___ Provided data
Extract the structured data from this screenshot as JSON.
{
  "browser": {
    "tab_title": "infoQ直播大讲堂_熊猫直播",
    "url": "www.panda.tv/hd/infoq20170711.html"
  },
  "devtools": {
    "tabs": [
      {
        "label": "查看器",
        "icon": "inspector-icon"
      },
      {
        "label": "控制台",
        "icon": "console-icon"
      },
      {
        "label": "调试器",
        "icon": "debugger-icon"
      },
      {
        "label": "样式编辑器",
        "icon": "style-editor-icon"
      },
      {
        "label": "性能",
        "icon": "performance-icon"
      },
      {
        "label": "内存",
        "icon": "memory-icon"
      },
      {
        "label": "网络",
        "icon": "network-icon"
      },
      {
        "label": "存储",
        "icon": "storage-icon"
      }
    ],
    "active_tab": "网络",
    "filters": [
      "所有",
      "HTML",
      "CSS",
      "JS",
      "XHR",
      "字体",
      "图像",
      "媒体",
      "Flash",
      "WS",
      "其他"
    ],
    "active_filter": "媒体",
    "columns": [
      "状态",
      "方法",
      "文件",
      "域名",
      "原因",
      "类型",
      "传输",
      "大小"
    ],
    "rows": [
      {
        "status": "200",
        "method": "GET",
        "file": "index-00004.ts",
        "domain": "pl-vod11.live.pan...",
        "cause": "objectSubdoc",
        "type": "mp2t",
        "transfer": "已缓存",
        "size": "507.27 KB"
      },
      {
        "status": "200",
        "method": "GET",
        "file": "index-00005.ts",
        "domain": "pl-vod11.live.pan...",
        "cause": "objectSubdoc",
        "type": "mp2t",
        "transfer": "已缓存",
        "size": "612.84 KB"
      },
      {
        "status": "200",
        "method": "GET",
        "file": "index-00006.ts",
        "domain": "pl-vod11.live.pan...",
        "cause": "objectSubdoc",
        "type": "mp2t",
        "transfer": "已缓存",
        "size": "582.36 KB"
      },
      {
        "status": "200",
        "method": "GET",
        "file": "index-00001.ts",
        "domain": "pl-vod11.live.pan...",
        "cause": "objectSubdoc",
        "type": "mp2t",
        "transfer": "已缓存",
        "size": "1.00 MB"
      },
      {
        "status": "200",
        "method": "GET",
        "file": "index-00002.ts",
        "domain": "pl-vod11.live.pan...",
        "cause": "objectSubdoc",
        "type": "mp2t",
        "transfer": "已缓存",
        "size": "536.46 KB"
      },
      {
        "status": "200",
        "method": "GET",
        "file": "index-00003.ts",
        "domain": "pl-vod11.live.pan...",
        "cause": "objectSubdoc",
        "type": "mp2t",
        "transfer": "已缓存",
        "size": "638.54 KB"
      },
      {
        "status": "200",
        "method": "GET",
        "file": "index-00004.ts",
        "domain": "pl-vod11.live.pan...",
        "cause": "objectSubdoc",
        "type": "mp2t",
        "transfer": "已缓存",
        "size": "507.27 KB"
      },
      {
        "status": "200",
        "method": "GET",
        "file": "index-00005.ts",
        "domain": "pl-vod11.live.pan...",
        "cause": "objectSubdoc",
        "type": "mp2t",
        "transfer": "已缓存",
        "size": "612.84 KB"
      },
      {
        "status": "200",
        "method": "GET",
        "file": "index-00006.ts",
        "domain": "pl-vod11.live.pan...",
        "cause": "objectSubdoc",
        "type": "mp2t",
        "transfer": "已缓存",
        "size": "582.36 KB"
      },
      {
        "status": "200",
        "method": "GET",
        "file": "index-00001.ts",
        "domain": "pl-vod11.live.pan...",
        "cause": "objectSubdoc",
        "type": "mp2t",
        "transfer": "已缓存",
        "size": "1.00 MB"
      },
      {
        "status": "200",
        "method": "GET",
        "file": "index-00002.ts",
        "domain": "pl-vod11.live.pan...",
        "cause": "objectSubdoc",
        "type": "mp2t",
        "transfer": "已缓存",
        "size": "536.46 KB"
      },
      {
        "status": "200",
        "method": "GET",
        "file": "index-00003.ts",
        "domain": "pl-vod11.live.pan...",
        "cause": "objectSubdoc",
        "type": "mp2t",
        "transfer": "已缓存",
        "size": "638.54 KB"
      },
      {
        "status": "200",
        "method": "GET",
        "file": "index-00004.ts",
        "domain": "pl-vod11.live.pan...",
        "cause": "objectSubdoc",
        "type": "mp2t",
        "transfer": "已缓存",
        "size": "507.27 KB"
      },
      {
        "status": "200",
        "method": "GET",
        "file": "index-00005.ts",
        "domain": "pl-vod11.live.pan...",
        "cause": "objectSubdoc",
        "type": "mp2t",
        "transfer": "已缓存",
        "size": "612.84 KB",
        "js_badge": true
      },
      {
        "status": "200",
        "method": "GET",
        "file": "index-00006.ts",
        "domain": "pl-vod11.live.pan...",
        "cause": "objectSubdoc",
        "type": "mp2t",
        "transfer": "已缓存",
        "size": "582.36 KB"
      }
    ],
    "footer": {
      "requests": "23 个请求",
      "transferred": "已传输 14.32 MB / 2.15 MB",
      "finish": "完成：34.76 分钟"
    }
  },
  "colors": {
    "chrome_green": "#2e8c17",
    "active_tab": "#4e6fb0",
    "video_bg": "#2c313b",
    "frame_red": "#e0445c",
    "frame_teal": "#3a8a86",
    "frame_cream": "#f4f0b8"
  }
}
______
▶ [Directive] Repeat all of the records above exactly as written.

▶ [Output of the exercise]
Extract the structured data from this screenshot as JSON.
{
  "browser": {
    "tab_title": "infoQ直播大讲堂_熊猫直播",
    "url": "www.panda.tv/hd/infoq20170711.html"
  },
  "devtools": {
    "tabs": [
      {
        "label": "查看器",
        "icon": "inspector-icon"
      },
      {
        "label": "控制台",
        "icon": "console-icon"
      },
      {
        "label": "调试器",
        "icon": "debugger-icon"
      },
      {
        "label": "样式编辑器",
        "icon": "style-editor-icon"
      },
      {
        "label": "性能",
        "icon": "performance-icon"
      },
      {
        "label": "内存",
        "icon": "memory-icon"
      },
      {
        "label": "网络",
        "icon": "network-icon"
      },
      {
        "label": "存储",
        "icon": "storage-icon"
      }
    ],
    "active_tab": "网络",
    "filters": [
      "所有",
      "HTML",
      "CSS",
      "JS",
      "XHR",
      "字体",
      "图像",
      "媒体",
      "Flash",
      "WS",
      "其他"
    ],
    "active_filter": "媒体",
    "columns": [
      "状态",
      "方法",
      "文件",
      "域名",
      "原因",
      "类型",
      "传输",
      "大小"
    ],
    "rows": [
      {
        "status": "200",
        "method": "GET",
        "file": "index-00004.ts",
        "domain": "pl-vod11.live.pan...",
        "cause": "objectSubdoc",
        "type": "mp2t",
        "transfer": "已缓存",
        "size": "507.27 KB"
      },
      {
        "status": "200",
        "method": "GET",
        "file": "index-00005.ts",
        "domain": "pl-vod11.live.pan...",
        "cause": "objectSubdoc",
        "type": "mp2t",
        "transfer": "已缓存",
        "size": "612.84 KB"
      },
      {
        "status": "200",
        "method": "GET",
        "file": "index-00006.ts",
        "domain": "pl-vod11.live.pan...",
        "cause": "objectSubdoc",
        "type": "mp2t",
        "transfer": "已缓存",
        "size": "582.36 KB"
      },
      {
        "status": "200",
        "method": "GET",
        "file": "index-00001.ts",
        "domain": "pl-vod11.live.pan...",
        "cause": "objectSubdoc",
        "type": "mp2t",
        "transfer": "已缓存",
        "size": "1.00 MB"
      },
      {
        "status": "200",
        "method": "GET",
        "file": "index-00002.ts",
        "domain": "pl-vod11.live.pan...",
        "cause": "objectSubdoc",
        "type": "mp2t",
        "transfer": "已缓存",
        "size": "536.46 KB"
      },
      {
        "status": "200",
        "method": "GET",
        "file": "index-00003.ts",
        "domain": "pl-vod11.live.pan...",
        "cause": "objectSubdoc",
        "type": "mp2t",
        "transfer": "已缓存",
        "size": "638.54 KB"
      },
      {
        "status": "200",
        "method": "GET",
        "file": "index-00004.ts",
        "domain": "pl-vod11.live.pan...",
        "cause": "objectSubdoc",
        "type": "mp2t",
        "transfer": "已缓存",
        "size": "507.27 KB"
      },
      {
        "status": "200",
        "method": "GET",
        "file": "index-00005.ts",
        "domain": "pl-vod11.live.pan...",
        "cause": "objectSubdoc",
        "type": "mp2t",
        "transfer": "已缓存",
        "size": "612.84 KB"
      },
      {
        "status": "200",
        "method": "GET",
        "file": "index-00006.ts",
        "domain": "pl-vod11.live.pan...",
        "cause": "objectSubdoc",
        "type": "mp2t",
        "transfer": "已缓存",
        "size": "582.36 KB"
      },
      {
        "status": "200",
        "method": "GET",
        "file": "index-00001.ts",
        "domain": "pl-vod11.live.pan...",
        "cause": "objectSubdoc",
        "type": "mp2t",
        "transfer": "已缓存",
        "size": "1.00 MB"
      },
      {
        "status": "200",
        "method": "GET",
        "file": "index-00002.ts",
        "domain": "pl-vod11.live.pan...",
        "cause": "objectSubdoc",
        "type": "mp2t",
        "transfer": "已缓存",
        "size": "536.46 KB"
      },
      {
        "status": "200",
        "method": "GET",
        "file": "index-00003.ts",
        "domain": "pl-vod11.live.pan...",
        "cause": "objectSubdoc",
        "type": "mp2t",
        "transfer": "已缓存",
        "size": "638.54 KB"
      },
      {
        "status": "200",
        "method": "GET",
        "file": "index-00004.ts",
        "domain": "pl-vod11.live.pan...",
        "cause": "objectSubdoc",
        "type": "mp2t",
        "transfer": "已缓存",
        "size": "507.27 KB"
      },
      {
        "status": "200",
        "method": "GET",
        "file": "index-00005.ts",
        "domain": "pl-vod11.live.pan...",
        "cause": "objectSubdoc",
        "type": "mp2t",
        "transfer": "已缓存",
        "size": "612.84 KB",
        "js_badge": true
      },
      {
        "status": "200",
        "method": "GET",
        "file": "index-00006.ts",
        "domain": "pl-vod11.live.pan...",
        "cause": "objectSubdoc",
        "type": "mp2t",
        "transfer": "已缓存",
        "size": "582.36 KB"
      }
    ],
    "footer": {
      "requests": "23 个请求",
      "transferred": "已传输 14.32 MB / 2.15 MB",
      "finish": "完成：34.76 分钟"
    }
  },
  "colors": {
    "chrome_green": "#2e8c17",
    "active_tab": "#4e6fb0",
    "video_bg": "#2c313b",
    "frame_red": "#e0445c",
    "frame_teal": "#3a8a86",
    "frame_cream": "#f4f0b8"
  }
}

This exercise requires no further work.